Directive
Go through the records and copy each line where the word "filled" occurs.

Data extract
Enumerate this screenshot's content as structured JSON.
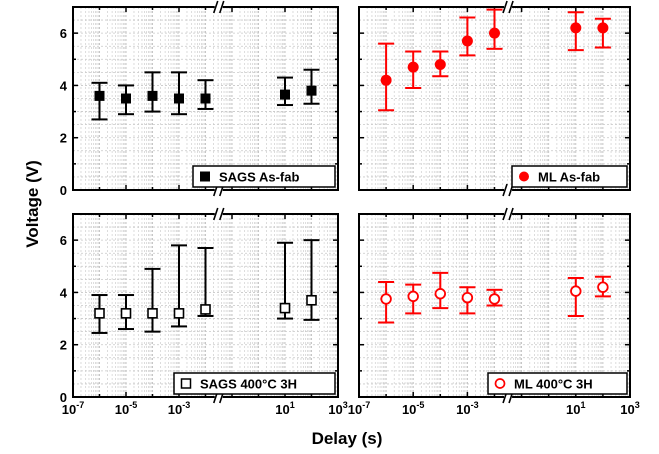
{
  "chart_data": {
    "type": "scatter",
    "xlabel": "Delay (s)",
    "ylabel": "Voltage (V)",
    "x_scale": "log",
    "xlim": [
      1e-07,
      1000
    ],
    "ylim": [
      0,
      7
    ],
    "x_tick_exponents": [
      "-7",
      "-5",
      "-3",
      "1",
      "3"
    ],
    "x_tick_base": "10",
    "y_ticks": [
      "0",
      "2",
      "4",
      "6"
    ],
    "grid": true,
    "axis_break_between": [
      0.01,
      0.1
    ],
    "panels": [
      {
        "position": "top-left",
        "legend": "SAGS As-fab",
        "marker": "filled-square",
        "color": "#000000",
        "points": [
          {
            "x": 1e-06,
            "y": 3.6,
            "low": 2.7,
            "high": 4.1
          },
          {
            "x": 1e-05,
            "y": 3.5,
            "low": 2.9,
            "high": 4.0
          },
          {
            "x": 0.0001,
            "y": 3.6,
            "low": 3.0,
            "high": 4.5
          },
          {
            "x": 0.001,
            "y": 3.5,
            "low": 2.9,
            "high": 4.5
          },
          {
            "x": 0.01,
            "y": 3.5,
            "low": 3.1,
            "high": 4.2
          },
          {
            "x": 10,
            "y": 3.65,
            "low": 3.25,
            "high": 4.3
          },
          {
            "x": 100,
            "y": 3.8,
            "low": 3.3,
            "high": 4.6
          }
        ]
      },
      {
        "position": "top-right",
        "legend": "ML As-fab",
        "marker": "filled-circle",
        "color": "#ff0000",
        "points": [
          {
            "x": 1e-06,
            "y": 4.2,
            "low": 3.05,
            "high": 5.6
          },
          {
            "x": 1e-05,
            "y": 4.7,
            "low": 3.9,
            "high": 5.3
          },
          {
            "x": 0.0001,
            "y": 4.8,
            "low": 4.35,
            "high": 5.3
          },
          {
            "x": 0.001,
            "y": 5.7,
            "low": 5.15,
            "high": 6.6
          },
          {
            "x": 0.01,
            "y": 6.0,
            "low": 5.4,
            "high": 6.9
          },
          {
            "x": 10,
            "y": 6.2,
            "low": 5.35,
            "high": 6.8
          },
          {
            "x": 100,
            "y": 6.2,
            "low": 5.45,
            "high": 6.55
          }
        ]
      },
      {
        "position": "bottom-left",
        "legend": "SAGS 400°C 3H",
        "marker": "open-square",
        "color": "#000000",
        "points": [
          {
            "x": 1e-06,
            "y": 3.2,
            "low": 2.45,
            "high": 3.9
          },
          {
            "x": 1e-05,
            "y": 3.2,
            "low": 2.6,
            "high": 3.9
          },
          {
            "x": 0.0001,
            "y": 3.2,
            "low": 2.5,
            "high": 4.9
          },
          {
            "x": 0.001,
            "y": 3.2,
            "low": 2.7,
            "high": 5.8
          },
          {
            "x": 0.01,
            "y": 3.35,
            "low": 3.1,
            "high": 5.7
          },
          {
            "x": 10,
            "y": 3.4,
            "low": 3.0,
            "high": 5.9
          },
          {
            "x": 100,
            "y": 3.7,
            "low": 2.95,
            "high": 6.0
          }
        ]
      },
      {
        "position": "bottom-right",
        "legend": "ML 400°C 3H",
        "marker": "open-circle",
        "color": "#ff0000",
        "points": [
          {
            "x": 1e-06,
            "y": 3.75,
            "low": 2.85,
            "high": 4.4
          },
          {
            "x": 1e-05,
            "y": 3.85,
            "low": 3.2,
            "high": 4.3
          },
          {
            "x": 0.0001,
            "y": 3.95,
            "low": 3.4,
            "high": 4.75
          },
          {
            "x": 0.001,
            "y": 3.8,
            "low": 3.2,
            "high": 4.2
          },
          {
            "x": 0.01,
            "y": 3.75,
            "low": 3.5,
            "high": 4.1
          },
          {
            "x": 10,
            "y": 4.05,
            "low": 3.1,
            "high": 4.55
          },
          {
            "x": 100,
            "y": 4.2,
            "low": 3.85,
            "high": 4.6
          }
        ]
      }
    ]
  }
}
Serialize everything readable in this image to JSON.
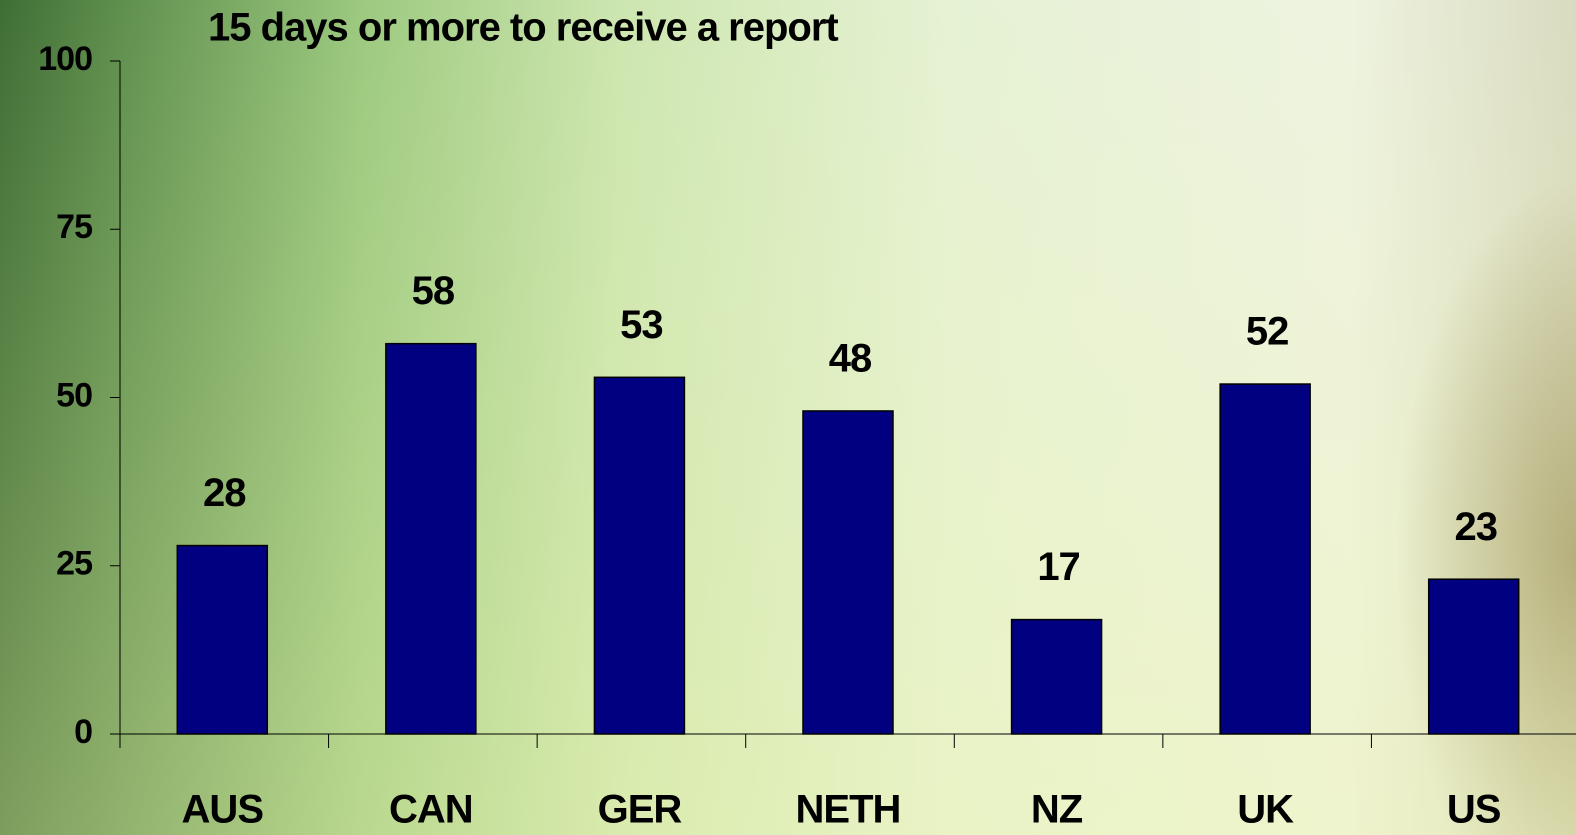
{
  "chart_data": {
    "type": "bar",
    "title": "15 days or more to receive a report",
    "categories": [
      "AUS",
      "CAN",
      "GER",
      "NETH",
      "NZ",
      "UK",
      "US"
    ],
    "values": [
      28,
      58,
      53,
      48,
      17,
      52,
      23
    ],
    "color": "#000080",
    "ylim": [
      0,
      100
    ],
    "yticks": [
      0,
      25,
      50,
      75,
      100
    ],
    "grid": false
  }
}
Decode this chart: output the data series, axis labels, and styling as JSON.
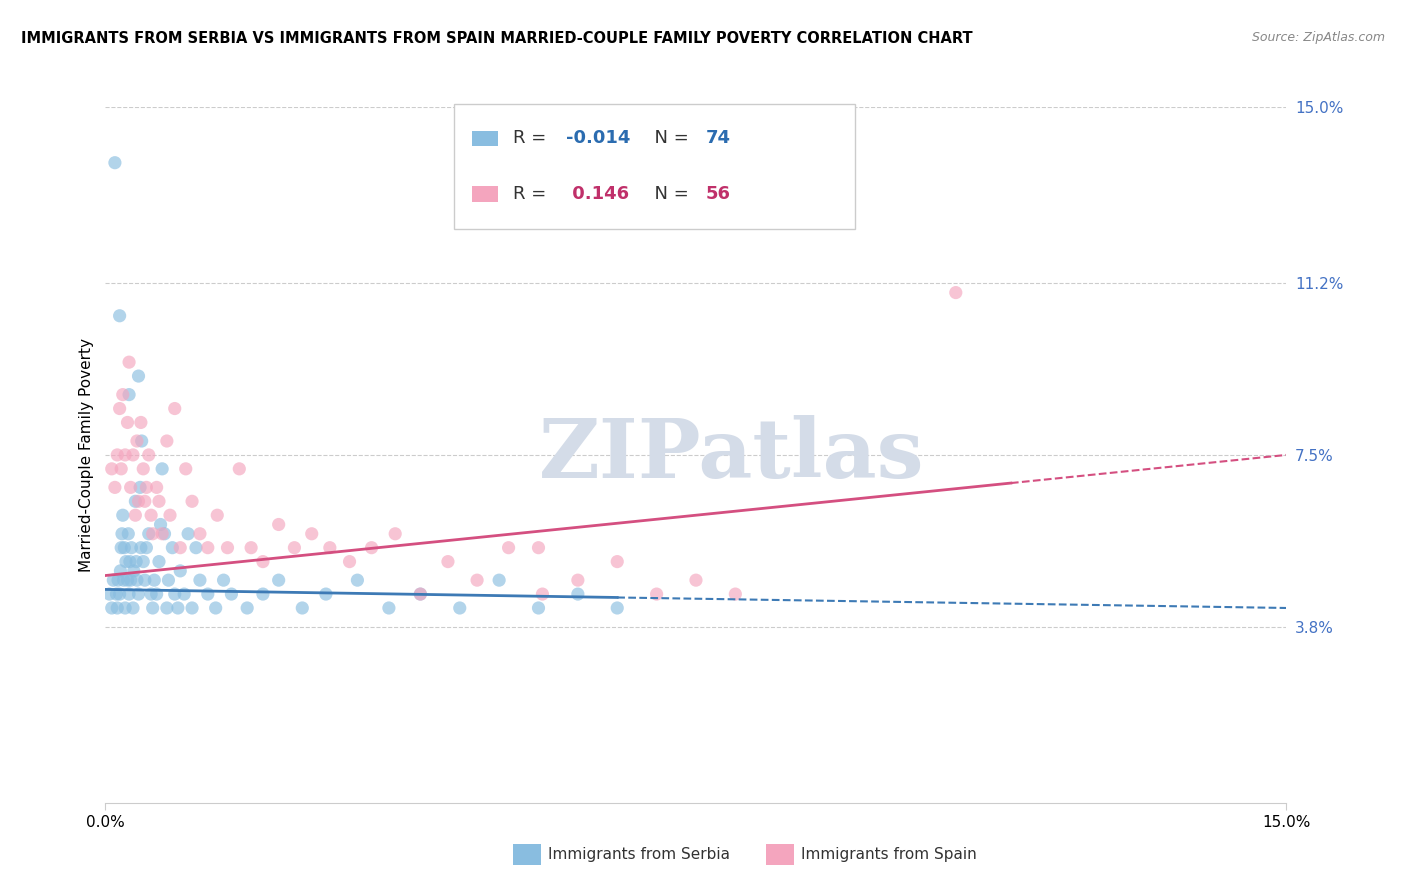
{
  "title": "IMMIGRANTS FROM SERBIA VS IMMIGRANTS FROM SPAIN MARRIED-COUPLE FAMILY POVERTY CORRELATION CHART",
  "source": "Source: ZipAtlas.com",
  "ylabel": "Married-Couple Family Poverty",
  "right_yticks": [
    3.8,
    7.5,
    11.2,
    15.0
  ],
  "right_ytick_labels": [
    "3.8%",
    "7.5%",
    "11.2%",
    "15.0%"
  ],
  "xlim": [
    0.0,
    15.0
  ],
  "ylim": [
    0.0,
    15.0
  ],
  "serbia_R": -0.014,
  "serbia_N": 74,
  "spain_R": 0.146,
  "spain_N": 56,
  "serbia_color": "#89bde0",
  "spain_color": "#f4a5be",
  "serbia_trend_color": "#3d7ab5",
  "spain_trend_color": "#d44f80",
  "serbia_trend_start_y": 4.6,
  "serbia_trend_end_y": 4.2,
  "spain_trend_start_y": 4.9,
  "spain_trend_end_y": 7.5,
  "serbia_x_max_solid": 6.5,
  "spain_x_max_solid": 11.5,
  "watermark": "ZIPatlas",
  "watermark_color": "#d4dce8",
  "serbia_label": "Immigrants from Serbia",
  "spain_label": "Immigrants from Spain",
  "legend_R_serbia_color": "#2b6cb0",
  "legend_R_spain_color": "#c0306a",
  "serbia_x": [
    0.05,
    0.08,
    0.1,
    0.12,
    0.14,
    0.15,
    0.16,
    0.18,
    0.19,
    0.2,
    0.21,
    0.22,
    0.23,
    0.24,
    0.25,
    0.26,
    0.28,
    0.29,
    0.3,
    0.31,
    0.32,
    0.33,
    0.35,
    0.36,
    0.38,
    0.39,
    0.4,
    0.42,
    0.44,
    0.45,
    0.46,
    0.48,
    0.5,
    0.52,
    0.55,
    0.58,
    0.6,
    0.62,
    0.65,
    0.68,
    0.7,
    0.72,
    0.75,
    0.78,
    0.8,
    0.85,
    0.88,
    0.92,
    0.95,
    1.0,
    1.05,
    1.1,
    1.15,
    1.2,
    1.3,
    1.4,
    1.5,
    1.6,
    1.8,
    2.0,
    2.2,
    2.5,
    2.8,
    3.2,
    3.6,
    4.0,
    4.5,
    5.0,
    5.5,
    6.0,
    6.5,
    0.18,
    0.3,
    0.42
  ],
  "serbia_y": [
    4.5,
    4.2,
    4.8,
    13.8,
    4.5,
    4.2,
    4.8,
    4.5,
    5.0,
    5.5,
    5.8,
    6.2,
    4.8,
    5.5,
    4.2,
    5.2,
    4.8,
    5.8,
    4.5,
    5.2,
    4.8,
    5.5,
    4.2,
    5.0,
    6.5,
    5.2,
    4.8,
    4.5,
    6.8,
    5.5,
    7.8,
    5.2,
    4.8,
    5.5,
    5.8,
    4.5,
    4.2,
    4.8,
    4.5,
    5.2,
    6.0,
    7.2,
    5.8,
    4.2,
    4.8,
    5.5,
    4.5,
    4.2,
    5.0,
    4.5,
    5.8,
    4.2,
    5.5,
    4.8,
    4.5,
    4.2,
    4.8,
    4.5,
    4.2,
    4.5,
    4.8,
    4.2,
    4.5,
    4.8,
    4.2,
    4.5,
    4.2,
    4.8,
    4.2,
    4.5,
    4.2,
    10.5,
    8.8,
    9.2
  ],
  "spain_x": [
    0.08,
    0.12,
    0.15,
    0.18,
    0.2,
    0.22,
    0.25,
    0.28,
    0.3,
    0.32,
    0.35,
    0.38,
    0.4,
    0.42,
    0.45,
    0.48,
    0.5,
    0.52,
    0.55,
    0.58,
    0.6,
    0.65,
    0.68,
    0.72,
    0.78,
    0.82,
    0.88,
    0.95,
    1.02,
    1.1,
    1.2,
    1.3,
    1.42,
    1.55,
    1.7,
    1.85,
    2.0,
    2.2,
    2.4,
    2.62,
    2.85,
    3.1,
    3.38,
    3.68,
    4.0,
    4.35,
    4.72,
    5.12,
    5.55,
    6.0,
    6.5,
    7.0,
    7.5,
    8.0,
    10.8,
    5.5
  ],
  "spain_y": [
    7.2,
    6.8,
    7.5,
    8.5,
    7.2,
    8.8,
    7.5,
    8.2,
    9.5,
    6.8,
    7.5,
    6.2,
    7.8,
    6.5,
    8.2,
    7.2,
    6.5,
    6.8,
    7.5,
    6.2,
    5.8,
    6.8,
    6.5,
    5.8,
    7.8,
    6.2,
    8.5,
    5.5,
    7.2,
    6.5,
    5.8,
    5.5,
    6.2,
    5.5,
    7.2,
    5.5,
    5.2,
    6.0,
    5.5,
    5.8,
    5.5,
    5.2,
    5.5,
    5.8,
    4.5,
    5.2,
    4.8,
    5.5,
    4.5,
    4.8,
    5.2,
    4.5,
    4.8,
    4.5,
    11.0,
    5.5
  ]
}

Complete response
        "marker": "filled-square",
        "marker": "filled-circle",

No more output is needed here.